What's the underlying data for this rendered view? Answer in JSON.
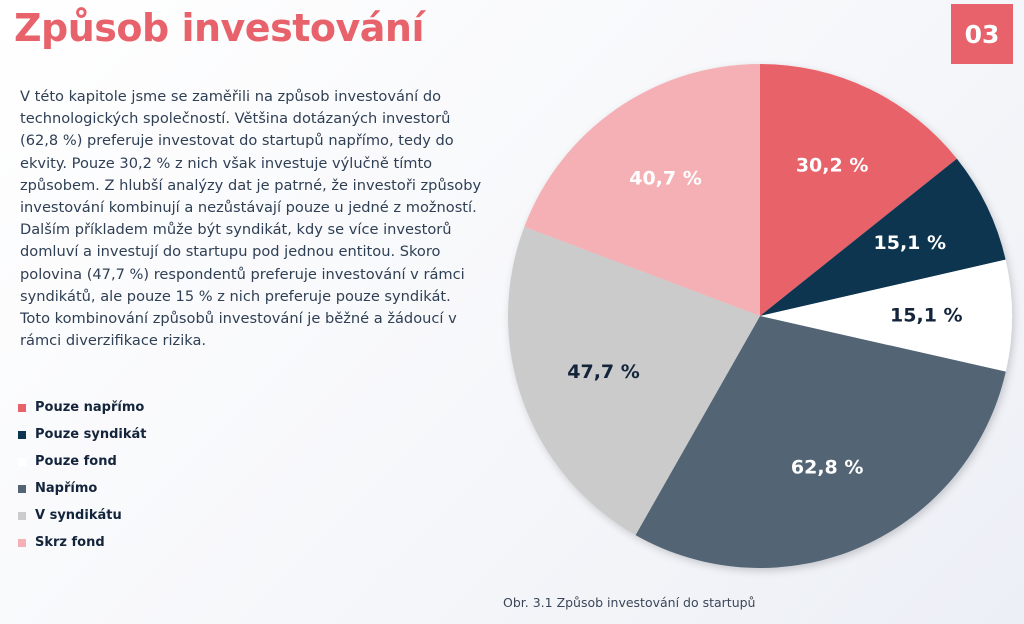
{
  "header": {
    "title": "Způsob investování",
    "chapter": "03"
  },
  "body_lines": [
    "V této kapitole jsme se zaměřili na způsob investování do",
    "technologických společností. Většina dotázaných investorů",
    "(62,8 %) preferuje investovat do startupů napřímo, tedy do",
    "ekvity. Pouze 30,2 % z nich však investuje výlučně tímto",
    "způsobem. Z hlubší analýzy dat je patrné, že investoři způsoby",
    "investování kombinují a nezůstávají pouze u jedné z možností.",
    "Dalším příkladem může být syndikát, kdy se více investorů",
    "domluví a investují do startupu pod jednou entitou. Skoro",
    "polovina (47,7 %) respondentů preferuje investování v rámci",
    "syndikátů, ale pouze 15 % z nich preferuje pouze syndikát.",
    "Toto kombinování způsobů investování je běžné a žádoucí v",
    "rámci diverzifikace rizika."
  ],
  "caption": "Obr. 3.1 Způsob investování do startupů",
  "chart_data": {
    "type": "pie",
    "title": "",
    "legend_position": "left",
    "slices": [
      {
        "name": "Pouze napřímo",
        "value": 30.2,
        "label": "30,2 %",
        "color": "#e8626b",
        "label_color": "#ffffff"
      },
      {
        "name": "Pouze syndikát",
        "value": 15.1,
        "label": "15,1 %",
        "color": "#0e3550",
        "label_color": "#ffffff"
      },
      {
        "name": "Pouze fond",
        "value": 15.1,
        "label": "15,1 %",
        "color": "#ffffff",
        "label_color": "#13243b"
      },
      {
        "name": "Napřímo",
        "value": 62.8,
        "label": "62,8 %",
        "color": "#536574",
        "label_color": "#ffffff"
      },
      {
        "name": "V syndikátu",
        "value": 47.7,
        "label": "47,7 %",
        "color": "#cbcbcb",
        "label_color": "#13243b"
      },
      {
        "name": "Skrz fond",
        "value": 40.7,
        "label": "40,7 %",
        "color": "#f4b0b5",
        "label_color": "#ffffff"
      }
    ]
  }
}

* * *

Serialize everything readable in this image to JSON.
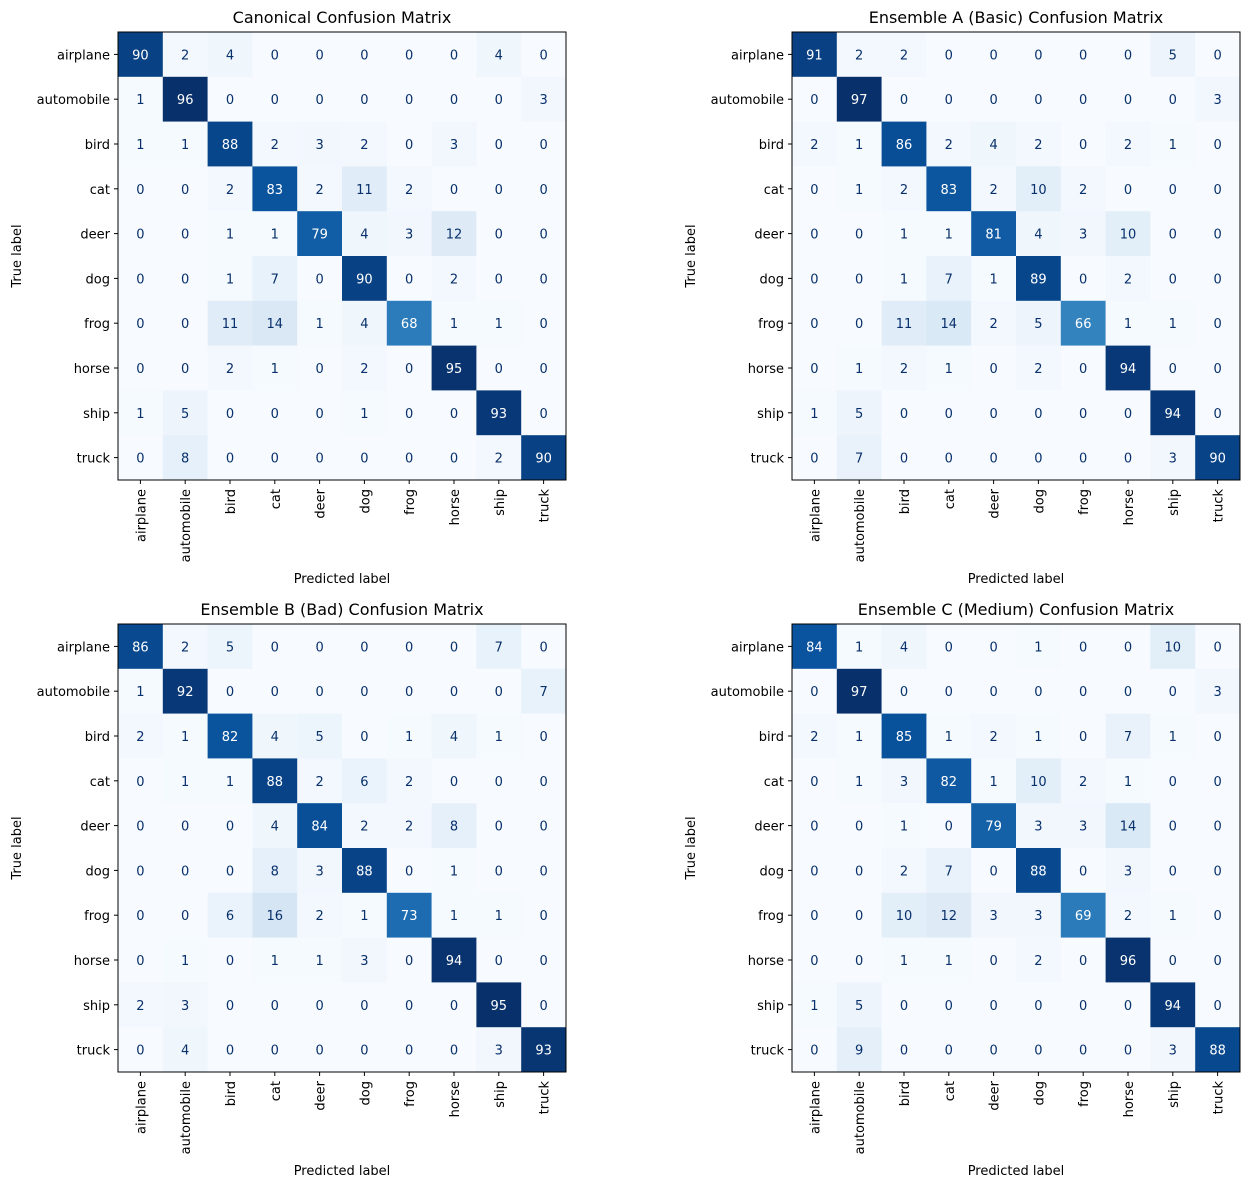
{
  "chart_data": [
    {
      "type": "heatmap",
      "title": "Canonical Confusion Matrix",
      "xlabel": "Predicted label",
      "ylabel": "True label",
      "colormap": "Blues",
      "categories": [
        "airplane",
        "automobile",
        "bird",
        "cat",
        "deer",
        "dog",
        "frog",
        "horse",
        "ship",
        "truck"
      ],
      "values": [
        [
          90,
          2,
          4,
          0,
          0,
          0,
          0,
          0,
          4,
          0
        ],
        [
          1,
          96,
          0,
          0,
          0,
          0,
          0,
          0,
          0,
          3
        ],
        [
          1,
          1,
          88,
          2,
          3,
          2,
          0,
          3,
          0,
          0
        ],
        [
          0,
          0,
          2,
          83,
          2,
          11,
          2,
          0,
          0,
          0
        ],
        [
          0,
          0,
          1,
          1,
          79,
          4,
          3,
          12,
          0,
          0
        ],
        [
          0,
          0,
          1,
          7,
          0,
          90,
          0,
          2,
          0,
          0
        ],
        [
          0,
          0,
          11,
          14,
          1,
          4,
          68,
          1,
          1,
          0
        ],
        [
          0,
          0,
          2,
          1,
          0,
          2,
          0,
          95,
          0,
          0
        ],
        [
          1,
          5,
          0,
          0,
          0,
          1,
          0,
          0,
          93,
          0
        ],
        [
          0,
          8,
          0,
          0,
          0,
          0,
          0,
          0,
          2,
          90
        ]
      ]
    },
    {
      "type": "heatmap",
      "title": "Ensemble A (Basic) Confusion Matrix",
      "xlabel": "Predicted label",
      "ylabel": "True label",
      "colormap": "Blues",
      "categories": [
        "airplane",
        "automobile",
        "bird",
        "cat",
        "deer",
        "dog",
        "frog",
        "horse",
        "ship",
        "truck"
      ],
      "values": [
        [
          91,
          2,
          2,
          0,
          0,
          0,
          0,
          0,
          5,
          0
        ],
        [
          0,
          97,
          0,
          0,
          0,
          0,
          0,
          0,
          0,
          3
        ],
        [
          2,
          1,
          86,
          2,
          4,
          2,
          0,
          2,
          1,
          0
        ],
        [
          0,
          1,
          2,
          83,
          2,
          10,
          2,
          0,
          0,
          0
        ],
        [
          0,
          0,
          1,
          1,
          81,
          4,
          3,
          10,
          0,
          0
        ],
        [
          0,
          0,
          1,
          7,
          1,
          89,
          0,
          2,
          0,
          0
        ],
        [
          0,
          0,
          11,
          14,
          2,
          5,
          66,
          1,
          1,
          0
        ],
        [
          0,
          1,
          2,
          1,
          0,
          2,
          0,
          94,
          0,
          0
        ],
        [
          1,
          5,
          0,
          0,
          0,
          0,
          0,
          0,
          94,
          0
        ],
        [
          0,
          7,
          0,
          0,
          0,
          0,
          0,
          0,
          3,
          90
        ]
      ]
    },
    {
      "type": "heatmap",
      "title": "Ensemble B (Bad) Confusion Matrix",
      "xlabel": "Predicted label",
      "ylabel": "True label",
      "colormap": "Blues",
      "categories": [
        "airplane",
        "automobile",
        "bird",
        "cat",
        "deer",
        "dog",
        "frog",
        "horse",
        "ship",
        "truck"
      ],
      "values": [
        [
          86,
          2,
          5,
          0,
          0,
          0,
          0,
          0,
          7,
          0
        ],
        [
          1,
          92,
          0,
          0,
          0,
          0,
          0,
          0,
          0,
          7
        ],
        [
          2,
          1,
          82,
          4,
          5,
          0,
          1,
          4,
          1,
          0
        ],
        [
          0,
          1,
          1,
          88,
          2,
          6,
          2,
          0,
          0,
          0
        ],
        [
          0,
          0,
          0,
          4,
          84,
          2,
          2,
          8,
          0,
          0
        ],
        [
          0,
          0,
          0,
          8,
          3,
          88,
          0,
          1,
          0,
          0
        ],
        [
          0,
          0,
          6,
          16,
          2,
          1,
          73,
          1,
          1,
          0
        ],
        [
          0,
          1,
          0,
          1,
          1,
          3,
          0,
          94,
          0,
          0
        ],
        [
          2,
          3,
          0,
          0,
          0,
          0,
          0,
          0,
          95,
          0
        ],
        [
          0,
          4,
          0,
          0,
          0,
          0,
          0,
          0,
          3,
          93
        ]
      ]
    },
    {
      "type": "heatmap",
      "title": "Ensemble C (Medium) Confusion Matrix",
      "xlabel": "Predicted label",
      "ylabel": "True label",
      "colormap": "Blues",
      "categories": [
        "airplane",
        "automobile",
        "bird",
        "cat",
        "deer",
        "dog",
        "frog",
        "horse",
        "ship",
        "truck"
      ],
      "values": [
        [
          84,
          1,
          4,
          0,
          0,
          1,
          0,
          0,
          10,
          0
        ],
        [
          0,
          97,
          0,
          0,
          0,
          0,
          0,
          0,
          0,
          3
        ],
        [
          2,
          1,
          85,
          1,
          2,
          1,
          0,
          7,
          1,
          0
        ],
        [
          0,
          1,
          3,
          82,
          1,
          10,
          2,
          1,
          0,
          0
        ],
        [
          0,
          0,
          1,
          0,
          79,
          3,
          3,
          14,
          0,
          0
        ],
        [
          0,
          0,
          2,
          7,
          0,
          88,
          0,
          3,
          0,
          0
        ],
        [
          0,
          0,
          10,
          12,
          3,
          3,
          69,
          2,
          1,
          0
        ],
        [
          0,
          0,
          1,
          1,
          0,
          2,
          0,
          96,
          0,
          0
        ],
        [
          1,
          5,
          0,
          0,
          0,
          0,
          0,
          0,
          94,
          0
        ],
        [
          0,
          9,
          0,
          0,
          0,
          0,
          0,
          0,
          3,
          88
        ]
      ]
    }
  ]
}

Problem description: Gather and copy every line of the data in which the string "title" is found.

Task response:
    "title": "Způsob investování",
    "title": "",
      "title": "Canonical Confusion Matrix",
      "title": "Ensemble A (Basic) Confusion Matrix",
      "title": "Ensemble B (Bad) Confusion Matrix",
      "title": "Ensemble C (Medium) Confusion Matrix",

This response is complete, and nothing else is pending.